■ **What is expected**
Please copy each line from the entries that contains the string "title".
======
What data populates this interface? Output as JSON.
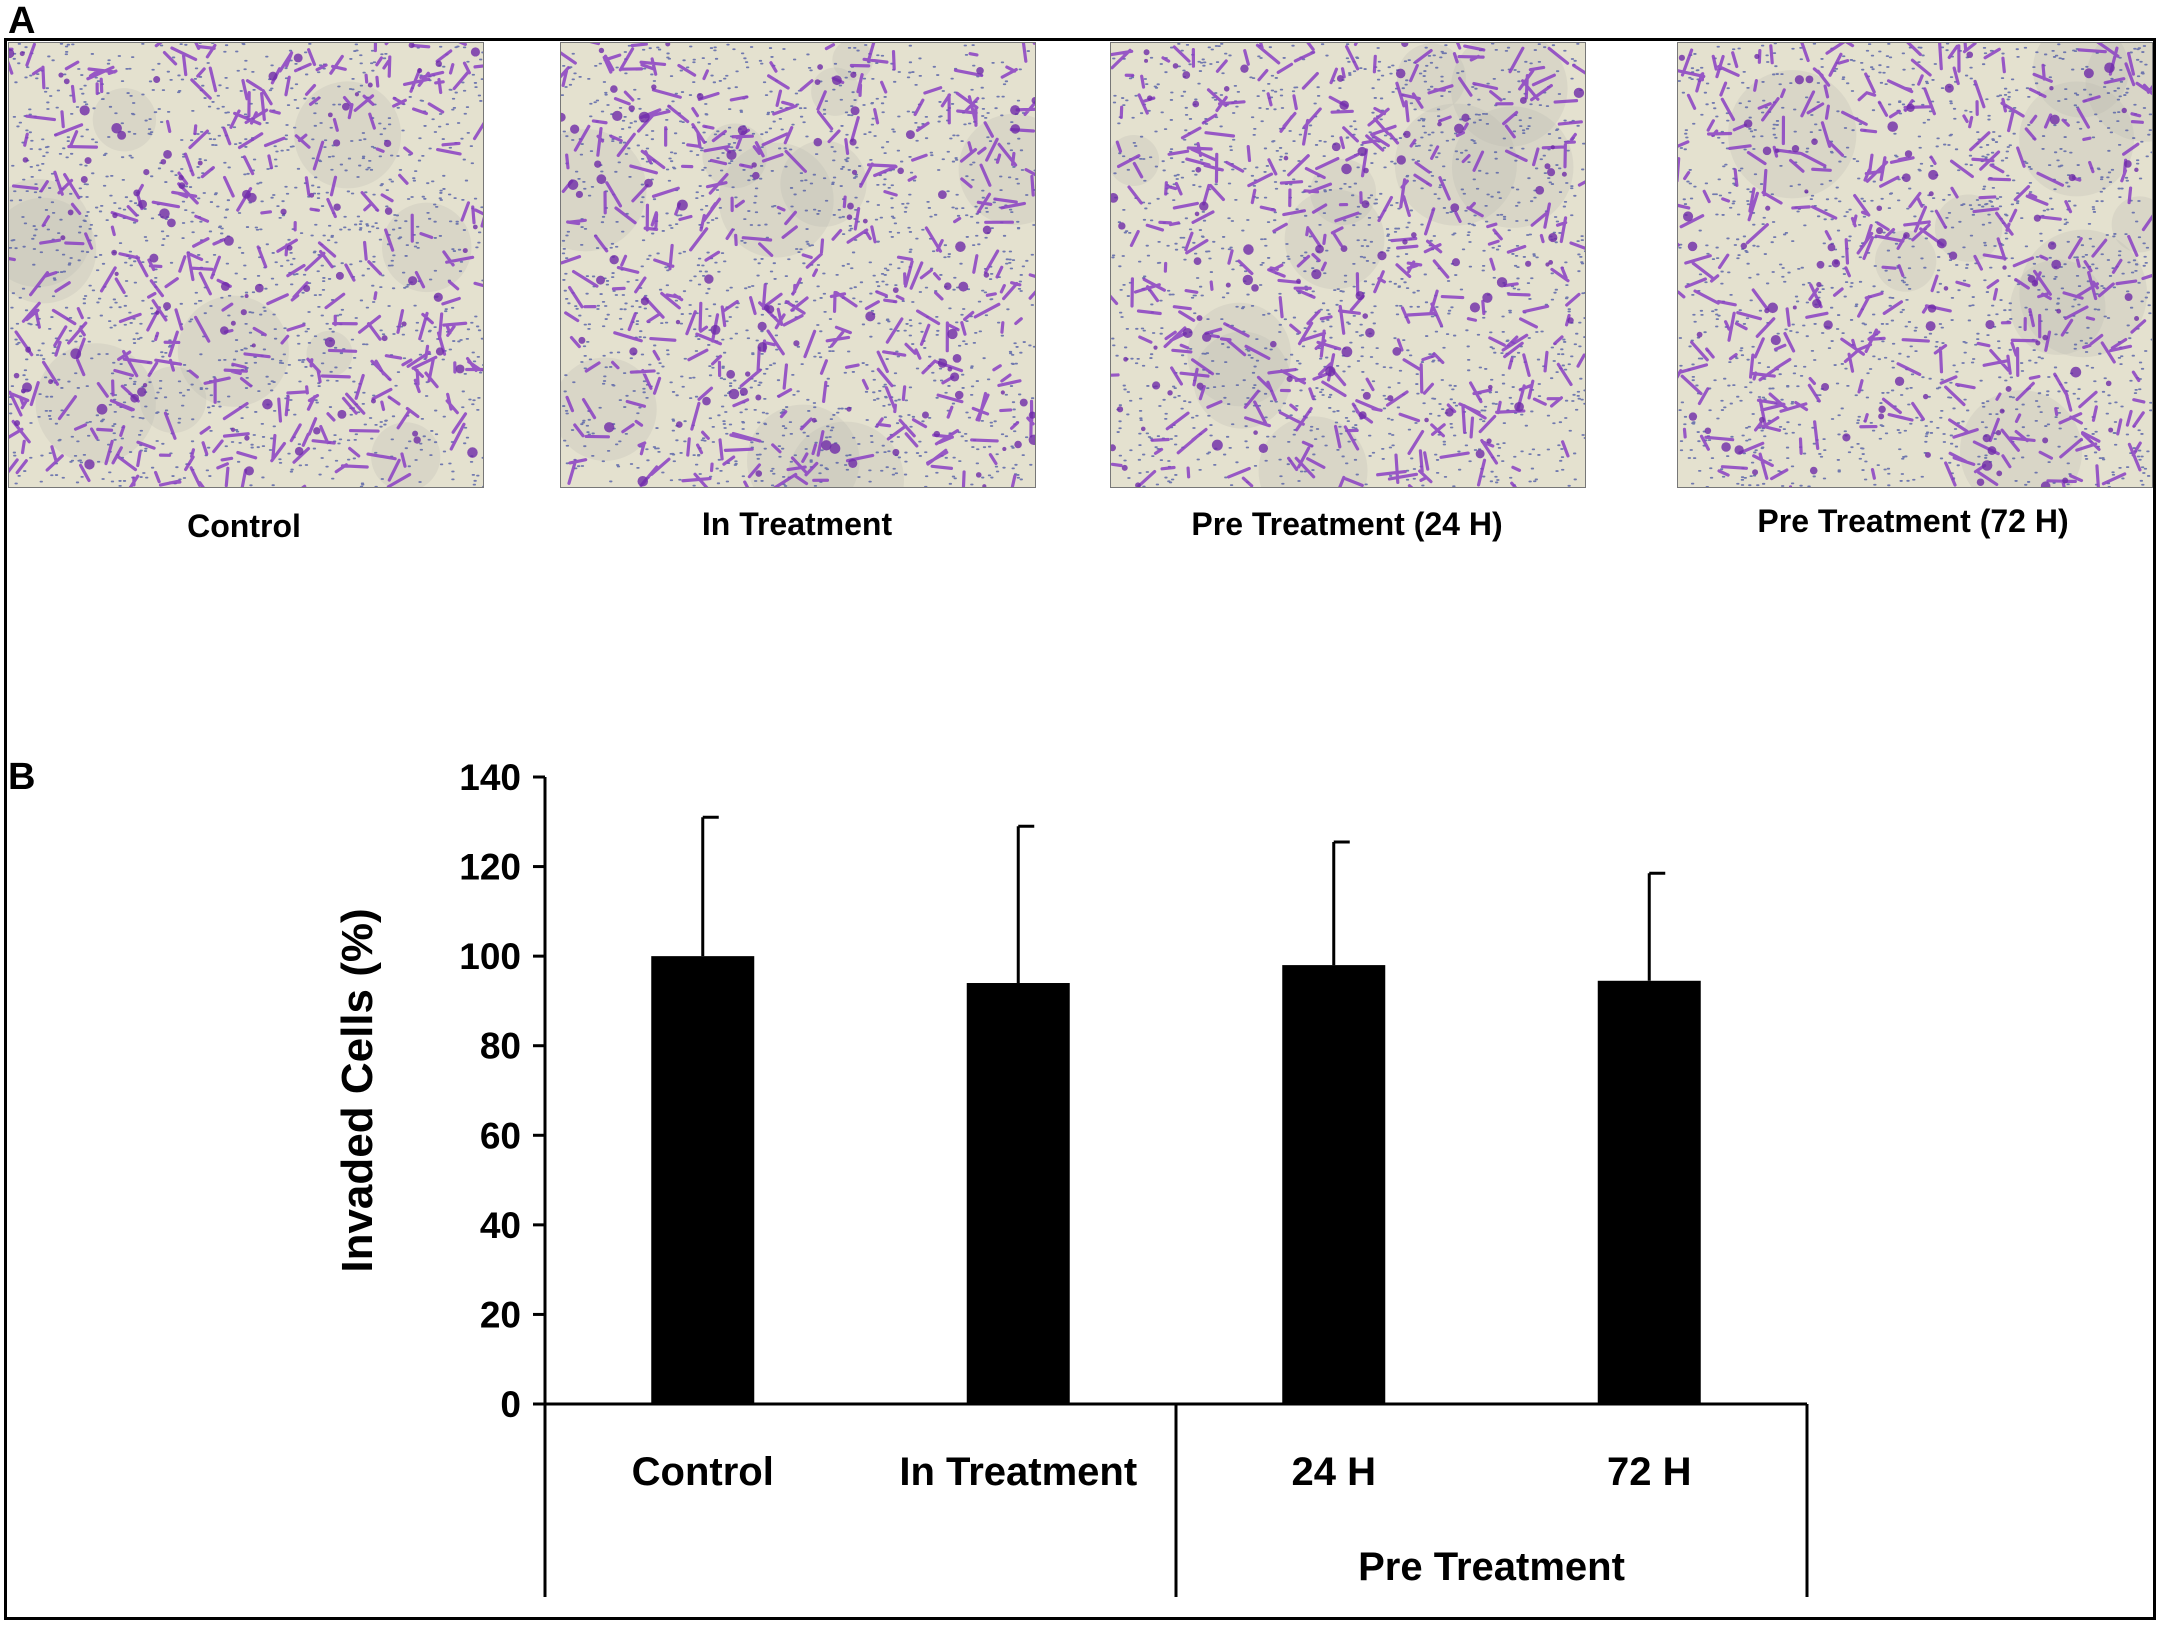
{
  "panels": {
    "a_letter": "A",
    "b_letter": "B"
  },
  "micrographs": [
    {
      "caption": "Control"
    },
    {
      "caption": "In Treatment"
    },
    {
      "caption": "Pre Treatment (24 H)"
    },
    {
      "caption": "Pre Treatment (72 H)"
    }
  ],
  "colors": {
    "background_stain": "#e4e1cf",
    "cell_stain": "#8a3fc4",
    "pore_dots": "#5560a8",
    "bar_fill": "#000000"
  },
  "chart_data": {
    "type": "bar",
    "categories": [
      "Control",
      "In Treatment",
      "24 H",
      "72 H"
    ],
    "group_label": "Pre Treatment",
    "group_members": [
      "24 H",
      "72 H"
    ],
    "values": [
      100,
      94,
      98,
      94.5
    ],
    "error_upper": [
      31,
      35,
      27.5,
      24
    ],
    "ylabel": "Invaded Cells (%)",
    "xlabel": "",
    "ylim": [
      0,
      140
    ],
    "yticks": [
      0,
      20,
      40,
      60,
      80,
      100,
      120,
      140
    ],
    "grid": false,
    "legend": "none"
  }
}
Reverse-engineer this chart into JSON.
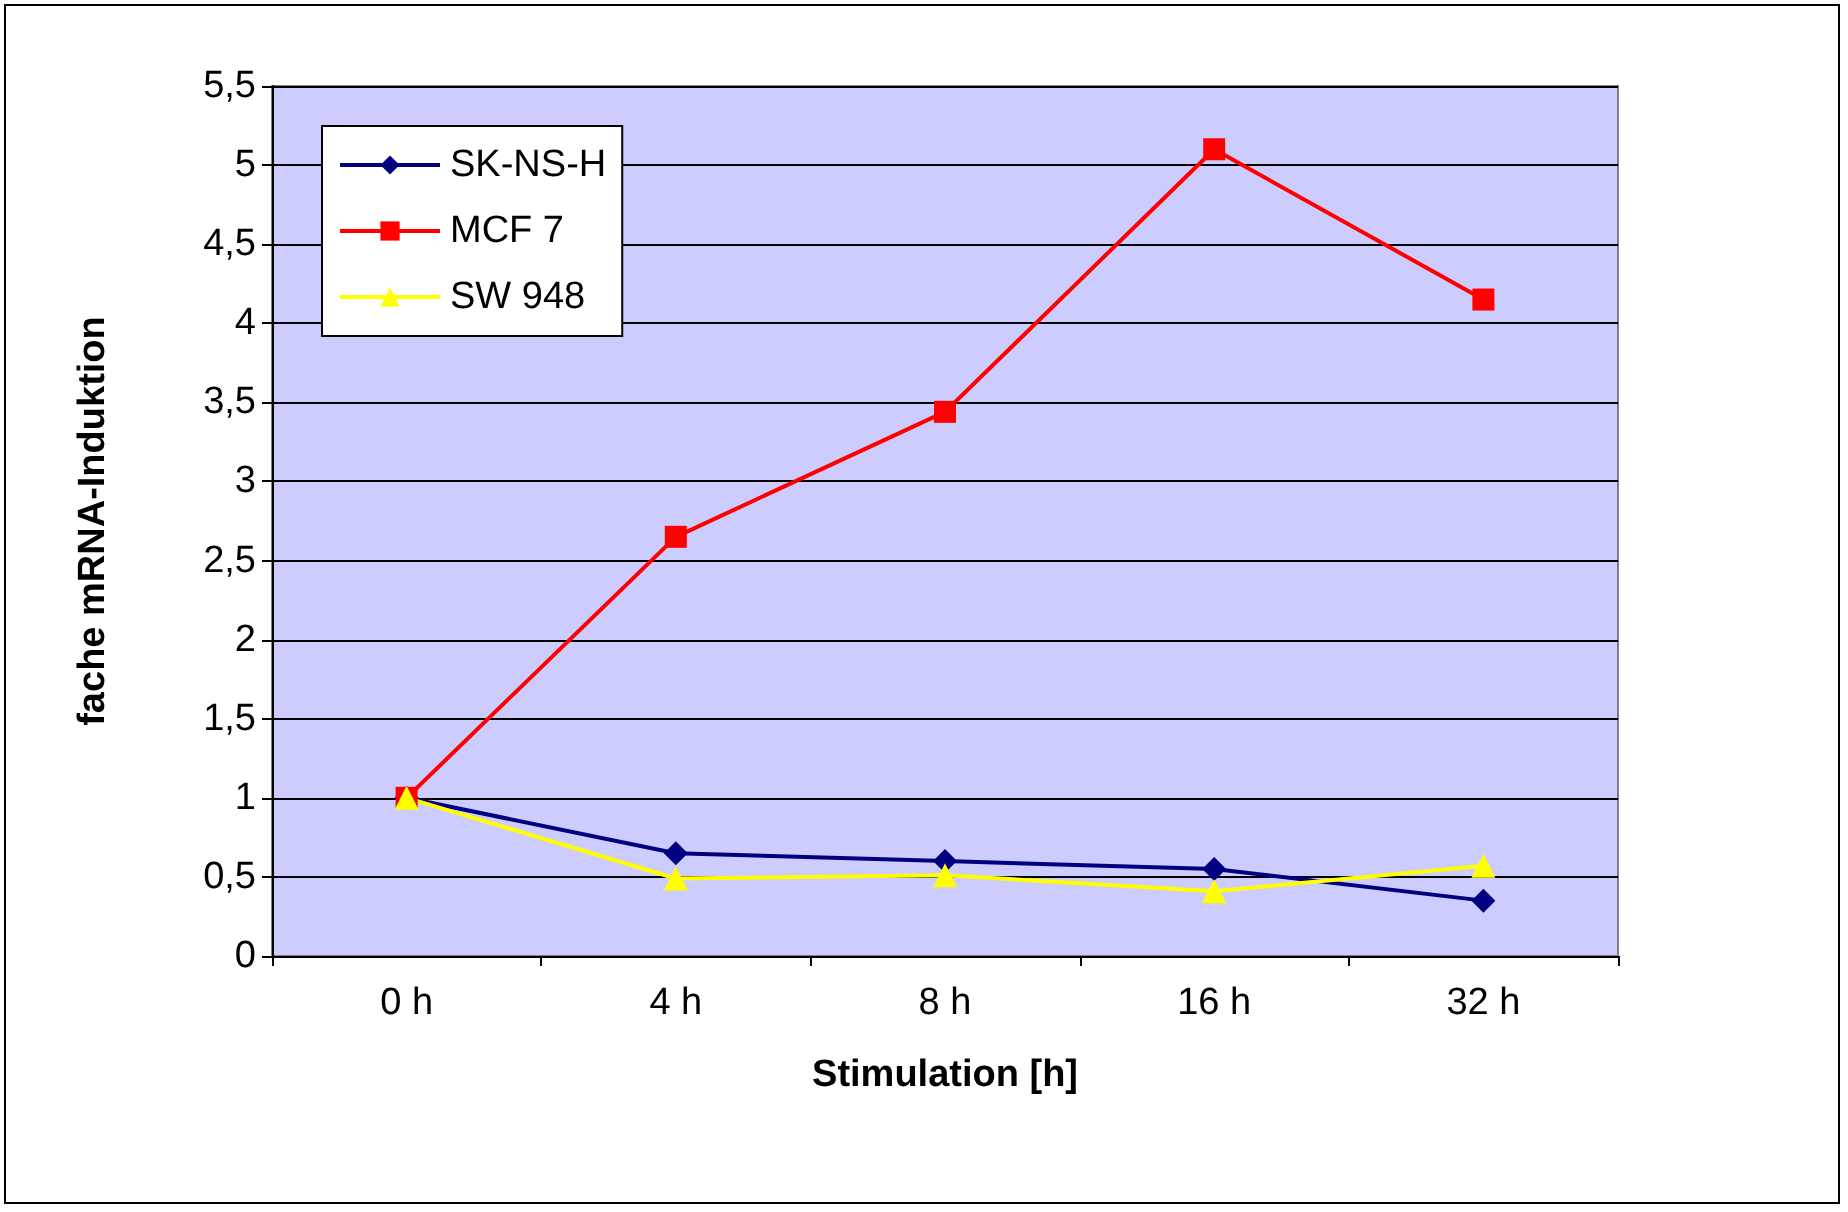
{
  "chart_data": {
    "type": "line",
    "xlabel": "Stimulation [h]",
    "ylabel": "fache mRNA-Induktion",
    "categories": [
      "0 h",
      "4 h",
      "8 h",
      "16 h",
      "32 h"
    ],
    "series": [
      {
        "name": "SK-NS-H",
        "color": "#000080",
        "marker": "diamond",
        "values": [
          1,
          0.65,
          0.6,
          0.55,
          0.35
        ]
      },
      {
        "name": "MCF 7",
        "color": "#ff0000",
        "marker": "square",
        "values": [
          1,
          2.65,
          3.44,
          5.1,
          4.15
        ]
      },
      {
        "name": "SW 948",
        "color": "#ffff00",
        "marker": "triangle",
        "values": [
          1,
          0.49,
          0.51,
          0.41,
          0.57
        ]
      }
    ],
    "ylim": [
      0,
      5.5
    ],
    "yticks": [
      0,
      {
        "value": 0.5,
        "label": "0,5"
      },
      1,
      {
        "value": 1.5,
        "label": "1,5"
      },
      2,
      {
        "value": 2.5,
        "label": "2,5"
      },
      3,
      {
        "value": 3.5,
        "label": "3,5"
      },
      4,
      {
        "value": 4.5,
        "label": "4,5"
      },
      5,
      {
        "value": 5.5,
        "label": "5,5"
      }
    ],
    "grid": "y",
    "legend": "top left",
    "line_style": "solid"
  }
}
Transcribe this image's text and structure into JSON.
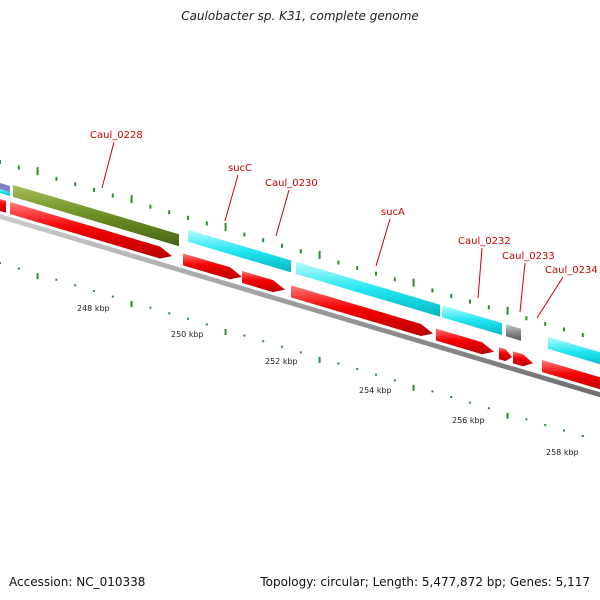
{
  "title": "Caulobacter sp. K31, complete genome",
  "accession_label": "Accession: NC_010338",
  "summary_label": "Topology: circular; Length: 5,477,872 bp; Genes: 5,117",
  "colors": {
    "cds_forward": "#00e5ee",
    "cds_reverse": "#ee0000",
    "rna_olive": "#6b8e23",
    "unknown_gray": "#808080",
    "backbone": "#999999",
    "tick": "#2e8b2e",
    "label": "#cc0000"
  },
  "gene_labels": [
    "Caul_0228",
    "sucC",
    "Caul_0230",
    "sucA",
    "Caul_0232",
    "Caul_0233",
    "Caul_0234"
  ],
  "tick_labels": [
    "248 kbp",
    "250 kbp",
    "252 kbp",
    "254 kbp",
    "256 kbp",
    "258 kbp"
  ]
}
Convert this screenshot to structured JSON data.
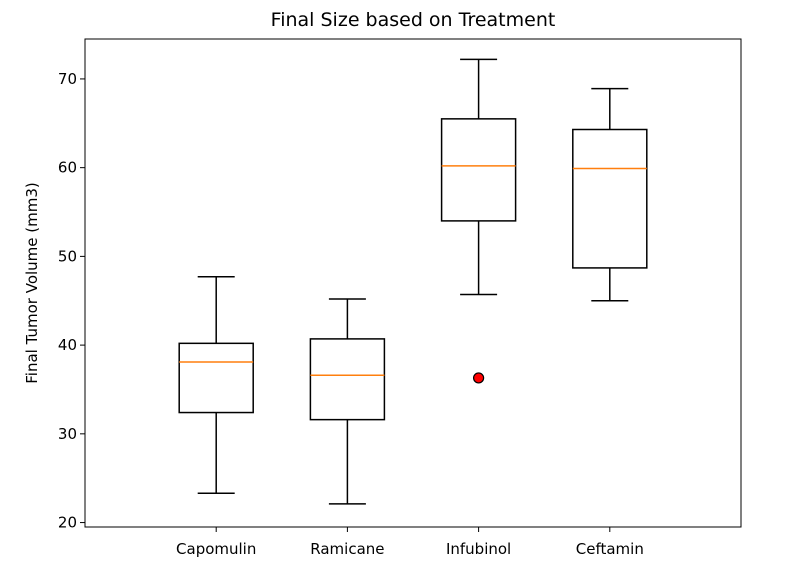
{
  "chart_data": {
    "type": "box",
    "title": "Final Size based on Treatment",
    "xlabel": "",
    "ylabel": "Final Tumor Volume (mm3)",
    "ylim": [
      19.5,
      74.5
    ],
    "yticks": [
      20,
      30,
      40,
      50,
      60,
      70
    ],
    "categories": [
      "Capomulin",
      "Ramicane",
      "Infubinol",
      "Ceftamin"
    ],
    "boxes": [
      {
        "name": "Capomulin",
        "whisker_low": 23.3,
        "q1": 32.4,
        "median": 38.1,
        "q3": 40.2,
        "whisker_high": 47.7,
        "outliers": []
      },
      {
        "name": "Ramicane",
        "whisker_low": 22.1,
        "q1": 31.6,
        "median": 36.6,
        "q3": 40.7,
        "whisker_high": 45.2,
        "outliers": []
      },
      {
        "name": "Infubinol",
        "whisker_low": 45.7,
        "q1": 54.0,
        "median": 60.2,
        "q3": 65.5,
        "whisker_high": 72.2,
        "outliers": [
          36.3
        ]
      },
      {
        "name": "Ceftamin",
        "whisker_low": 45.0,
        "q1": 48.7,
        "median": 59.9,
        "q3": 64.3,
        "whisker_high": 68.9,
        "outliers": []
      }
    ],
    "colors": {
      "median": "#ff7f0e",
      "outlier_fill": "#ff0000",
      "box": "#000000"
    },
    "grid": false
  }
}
======
■ **Written answer**
  "title": "Caulobacter sp. K31, complete genome",
    "title": "Final Size based on Treatment",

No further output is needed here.